◆ Extracted data:
◇ ◇ ◇ ◇ ◇
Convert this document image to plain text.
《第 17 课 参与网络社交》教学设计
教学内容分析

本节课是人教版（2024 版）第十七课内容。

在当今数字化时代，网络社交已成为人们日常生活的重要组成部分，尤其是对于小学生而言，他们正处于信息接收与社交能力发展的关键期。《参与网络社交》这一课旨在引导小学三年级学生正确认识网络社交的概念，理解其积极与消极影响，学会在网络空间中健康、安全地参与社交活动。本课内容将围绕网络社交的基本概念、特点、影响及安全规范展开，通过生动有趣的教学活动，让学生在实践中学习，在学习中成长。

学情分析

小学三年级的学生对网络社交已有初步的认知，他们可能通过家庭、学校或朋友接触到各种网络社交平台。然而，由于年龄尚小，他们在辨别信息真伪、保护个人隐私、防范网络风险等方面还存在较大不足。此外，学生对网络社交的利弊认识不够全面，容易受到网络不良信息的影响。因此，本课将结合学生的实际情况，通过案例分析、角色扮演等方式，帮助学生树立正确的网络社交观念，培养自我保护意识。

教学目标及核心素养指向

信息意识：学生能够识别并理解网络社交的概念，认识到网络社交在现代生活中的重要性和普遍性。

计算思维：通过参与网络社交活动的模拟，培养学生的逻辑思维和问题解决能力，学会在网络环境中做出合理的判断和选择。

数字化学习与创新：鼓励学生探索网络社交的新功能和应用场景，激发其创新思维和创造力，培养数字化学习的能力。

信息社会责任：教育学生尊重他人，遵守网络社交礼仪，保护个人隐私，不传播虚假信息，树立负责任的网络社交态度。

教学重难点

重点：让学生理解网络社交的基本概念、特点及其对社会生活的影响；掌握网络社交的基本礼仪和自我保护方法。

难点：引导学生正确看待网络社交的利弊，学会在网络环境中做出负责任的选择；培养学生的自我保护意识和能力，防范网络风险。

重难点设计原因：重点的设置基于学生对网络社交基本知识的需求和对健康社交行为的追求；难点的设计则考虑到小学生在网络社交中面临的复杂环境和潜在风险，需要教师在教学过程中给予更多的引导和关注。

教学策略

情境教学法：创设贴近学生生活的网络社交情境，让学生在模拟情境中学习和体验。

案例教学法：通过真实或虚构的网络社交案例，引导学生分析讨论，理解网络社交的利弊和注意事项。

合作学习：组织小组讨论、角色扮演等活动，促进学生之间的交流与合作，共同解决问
◇ ◇ ◇ ◇ ◇
◆ Challenge: Transcribe every line of the data, exactly as it stands.

◆ Answer to the exercise:
Convert this document image to plain text.
《第 17 课 参与网络社交》教学设计
教学内容分析

本节课是人教版（2024 版）第十七课内容。

在当今数字化时代，网络社交已成为人们日常生活的重要组成部分，尤其是对于小学生而言，他们正处于信息接收与社交能力发展的关键期。《参与网络社交》这一课旨在引导小学三年级学生正确认识网络社交的概念，理解其积极与消极影响，学会在网络空间中健康、安全地参与社交活动。本课内容将围绕网络社交的基本概念、特点、影响及安全规范展开，通过生动有趣的教学活动，让学生在实践中学习，在学习中成长。

学情分析

小学三年级的学生对网络社交已有初步的认知，他们可能通过家庭、学校或朋友接触到各种网络社交平台。然而，由于年龄尚小，他们在辨别信息真伪、保护个人隐私、防范网络风险等方面还存在较大不足。此外，学生对网络社交的利弊认识不够全面，容易受到网络不良信息的影响。因此，本课将结合学生的实际情况，通过案例分析、角色扮演等方式，帮助学生树立正确的网络社交观念，培养自我保护意识。

教学目标及核心素养指向

信息意识：学生能够识别并理解网络社交的概念，认识到网络社交在现代生活中的重要性和普遍性。

计算思维：通过参与网络社交活动的模拟，培养学生的逻辑思维和问题解决能力，学会在网络环境中做出合理的判断和选择。

数字化学习与创新：鼓励学生探索网络社交的新功能和应用场景，激发其创新思维和创造力，培养数字化学习的能力。

信息社会责任：教育学生尊重他人，遵守网络社交礼仪，保护个人隐私，不传播虚假信息，树立负责任的网络社交态度。

教学重难点

重点：让学生理解网络社交的基本概念、特点及其对社会生活的影响；掌握网络社交的基本礼仪和自我保护方法。

难点：引导学生正确看待网络社交的利弊，学会在网络环境中做出负责任的选择；培养学生的自我保护意识和能力，防范网络风险。

重难点设计原因：重点的设置基于学生对网络社交基本知识的需求和对健康社交行为的追求；难点的设计则考虑到小学生在网络社交中面临的复杂环境和潜在风险，需要教师在教学过程中给予更多的引导和关注。

教学策略

情境教学法：创设贴近学生生活的网络社交情境，让学生在模拟情境中学习和体验。

案例教学法：通过真实或虚构的网络社交案例，引导学生分析讨论，理解网络社交的利弊和注意事项。

合作学习：组织小组讨论、角色扮演等活动，促进学生之间的交流与合作，共同解决问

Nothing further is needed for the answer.